* [What is being asked]: Count, in the entries below, the lines in which "Limited" occurs. Give the number, nothing more.

----------------

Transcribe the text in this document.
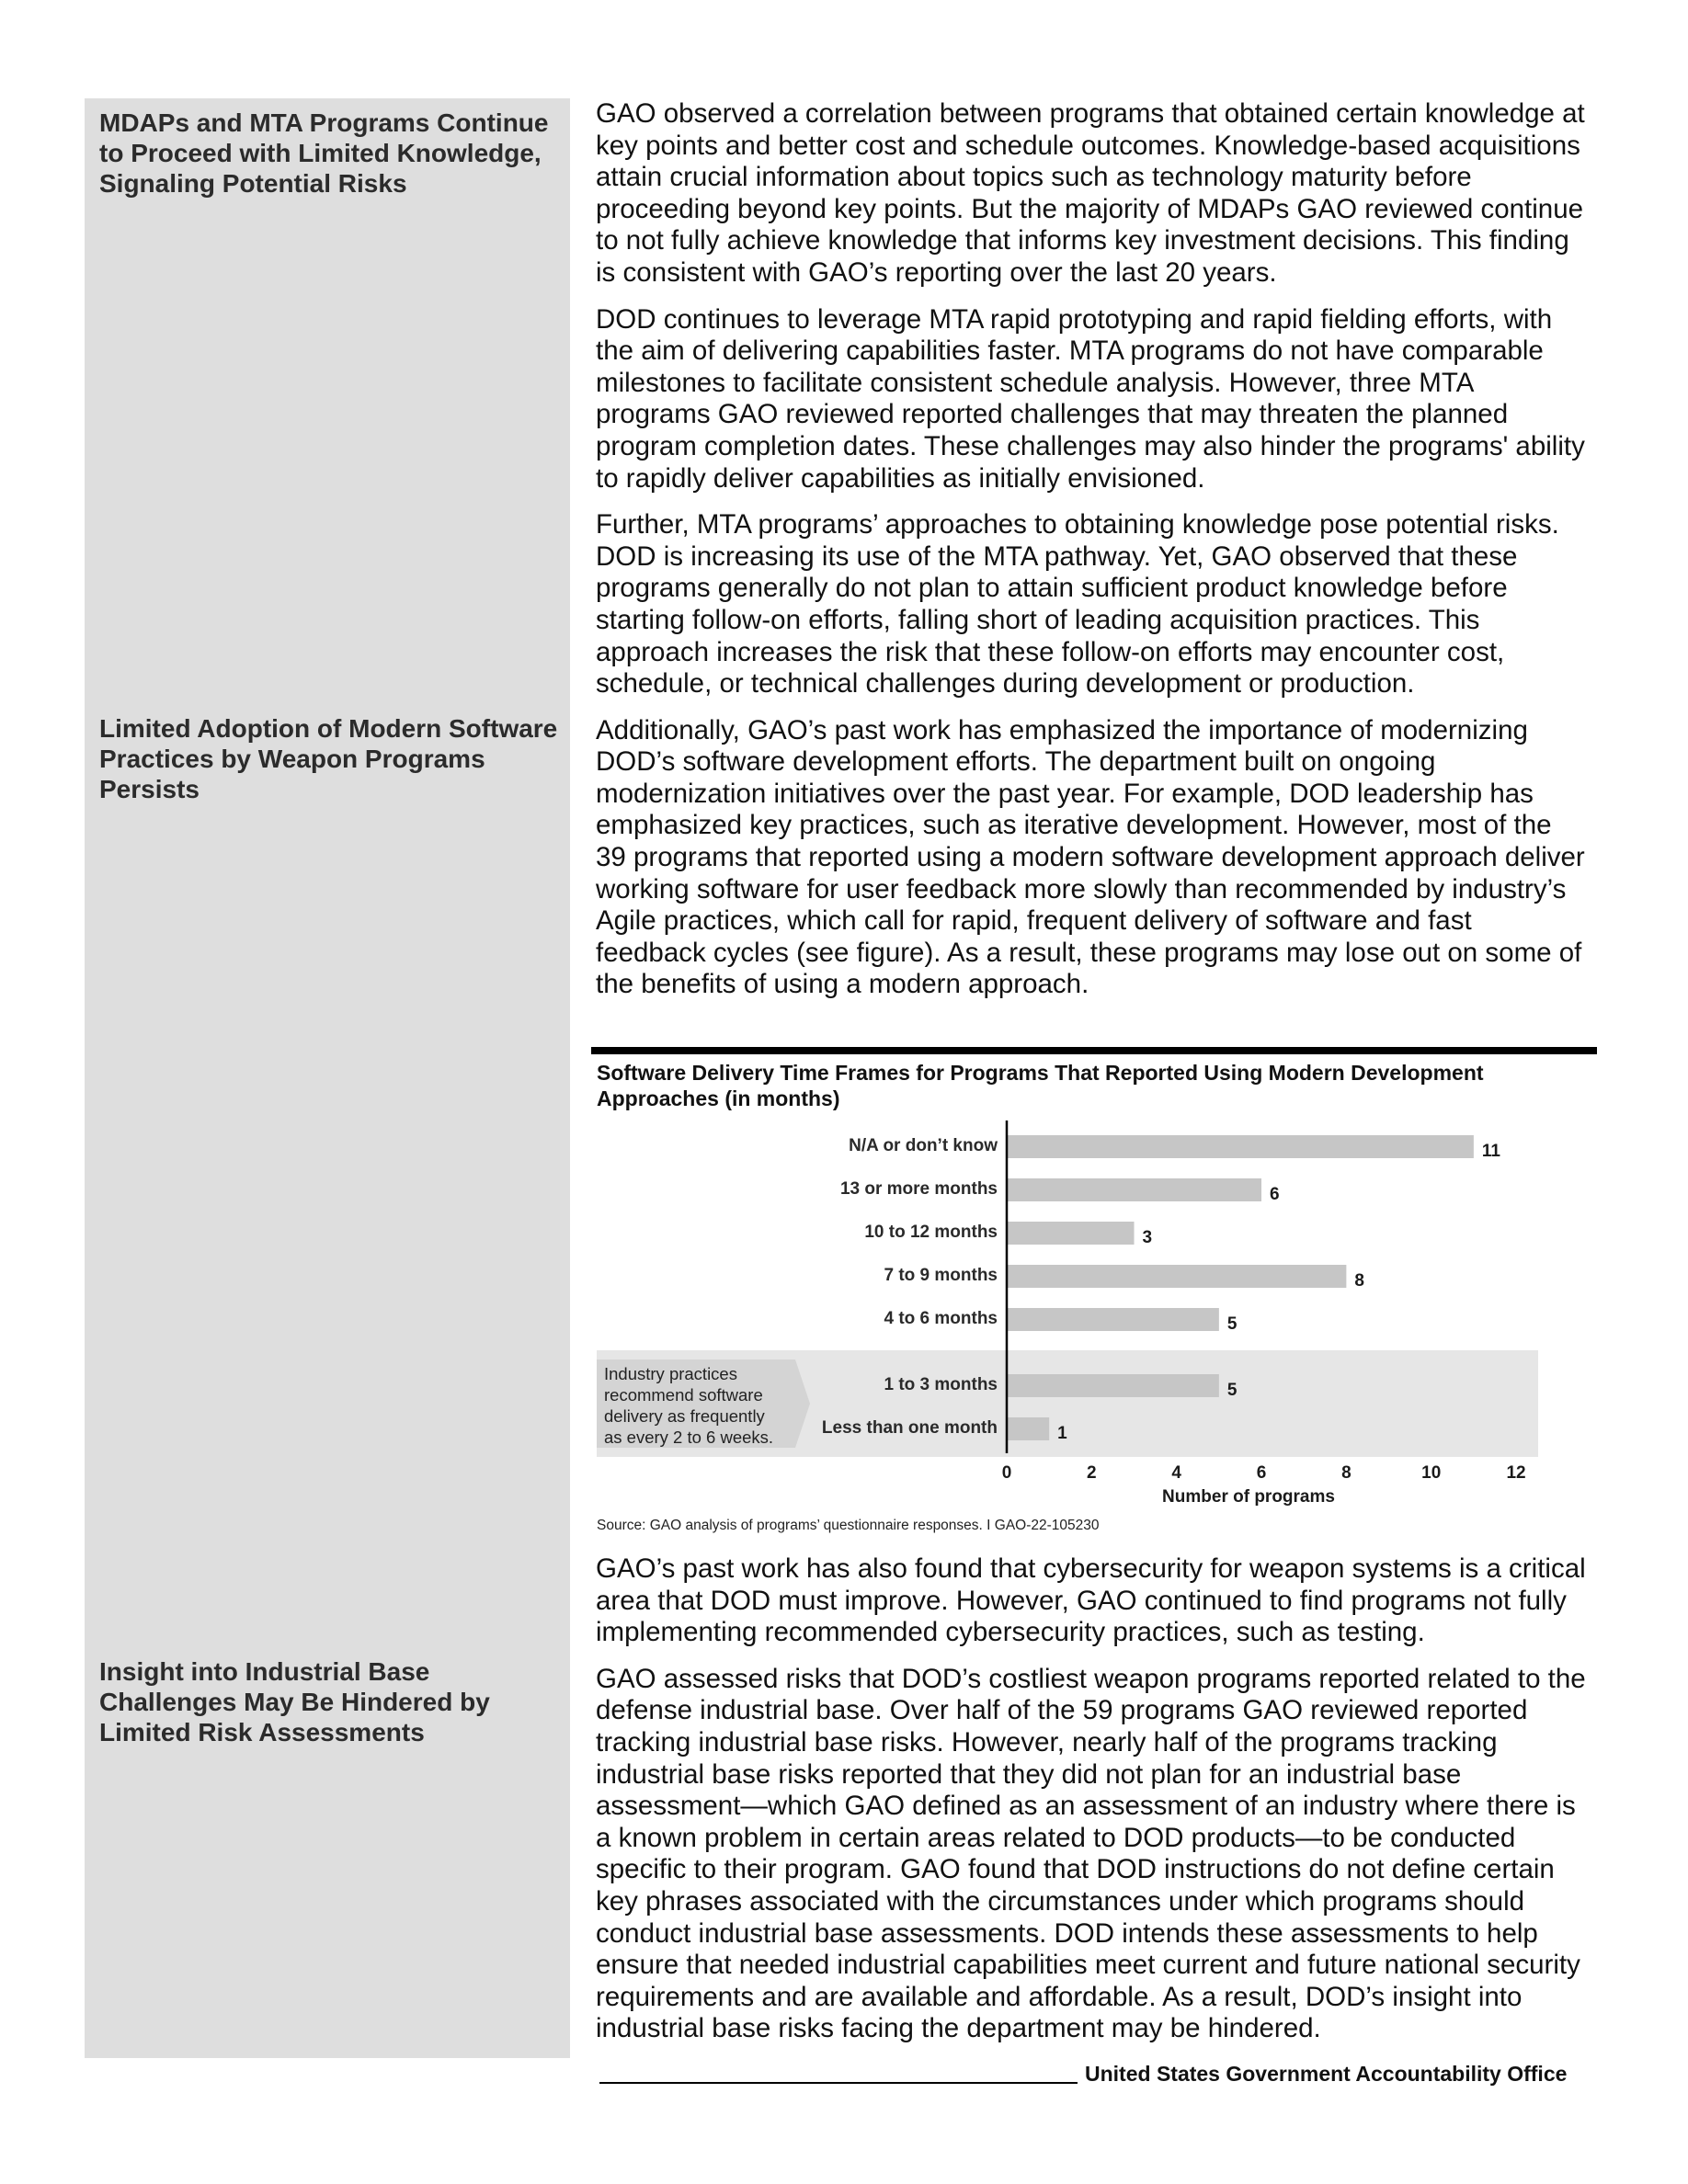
MDAPs and MTA Programs Continue to Proceed with Limited Knowledge, Signaling Potential Risks
Limited Adoption of Modern Software Practices by Weapon Programs Persists
Insight into Industrial Base Challenges May Be Hindered by Limited Risk Assessments

GAO observed a correlation between programs that obtained certain knowledge at key points and better cost and schedule outcomes. Knowledge-based acquisitions attain crucial information about topics such as technology maturity before proceeding beyond key points. But the majority of MDAPs GAO reviewed continue to not fully achieve knowledge that informs key investment decisions. This finding is consistent with GAO’s reporting over the last 20 years.

DOD continues to leverage MTA rapid prototyping and rapid fielding efforts, with the aim of delivering capabilities faster. MTA programs do not have comparable milestones to facilitate consistent schedule analysis. However, three MTA programs GAO reviewed reported challenges that may threaten the planned program completion dates. These challenges may also hinder the programs' ability to rapidly deliver capabilities as initially envisioned.

Further, MTA programs’ approaches to obtaining knowledge pose potential risks. DOD is increasing its use of the MTA pathway. Yet, GAO observed that these programs generally do not plan to attain sufficient product knowledge before starting follow-on efforts, falling short of leading acquisition practices. This approach increases the risk that these follow-on efforts may encounter cost, schedule, or technical challenges during development or production.

Additionally, GAO’s past work has emphasized the importance of modernizing DOD’s software development efforts. The department built on ongoing modernization initiatives over the past year. For example, DOD leadership has emphasized key practices, such as iterative development. However, most of the 39 programs that reported using a modern software development approach deliver working software for user feedback more slowly than recommended by industry’s Agile practices, which call for rapid, frequent delivery of software and fast feedback cycles (see figure). As a result, these programs may lose out on some of the benefits of using a modern approach.

Software Delivery Time Frames for Programs That Reported Using Modern Development Approaches (in months)
Industry practices recommend software delivery as frequently as every 2 to 6 weeks.
N/A or don’t know	11
13 or more months	6
10 to 12 months	3
7 to 9 months	8
4 to 6 months	5
1 to 3 months	5
Less than one month	1
0	2	4	6	8	10	12
Number of programs
Source: GAO analysis of programs’ questionnaire responses. I GAO-22-105230

GAO’s past work has also found that cybersecurity for weapon systems is a critical area that DOD must improve. However, GAO continued to find programs not fully implementing recommended cybersecurity practices, such as testing.

GAO assessed risks that DOD’s costliest weapon programs reported related to the defense industrial base. Over half of the 59 programs GAO reviewed reported tracking industrial base risks. However, nearly half of the programs tracking industrial base risks reported that they did not plan for an industrial base assessment—which GAO defined as an assessment of an industry where there is a known problem in certain areas related to DOD products—to be conducted specific to their program. GAO found that DOD instructions do not define certain key phrases associated with the circumstances under which programs should conduct industrial base assessments. DOD intends these assessments to help ensure that needed industrial capabilities meet current and future national security requirements and are available and affordable. As a result, DOD’s insight into industrial base risks facing the department may be hindered.

United States Government Accountability Office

----------------

* [The answer]: 3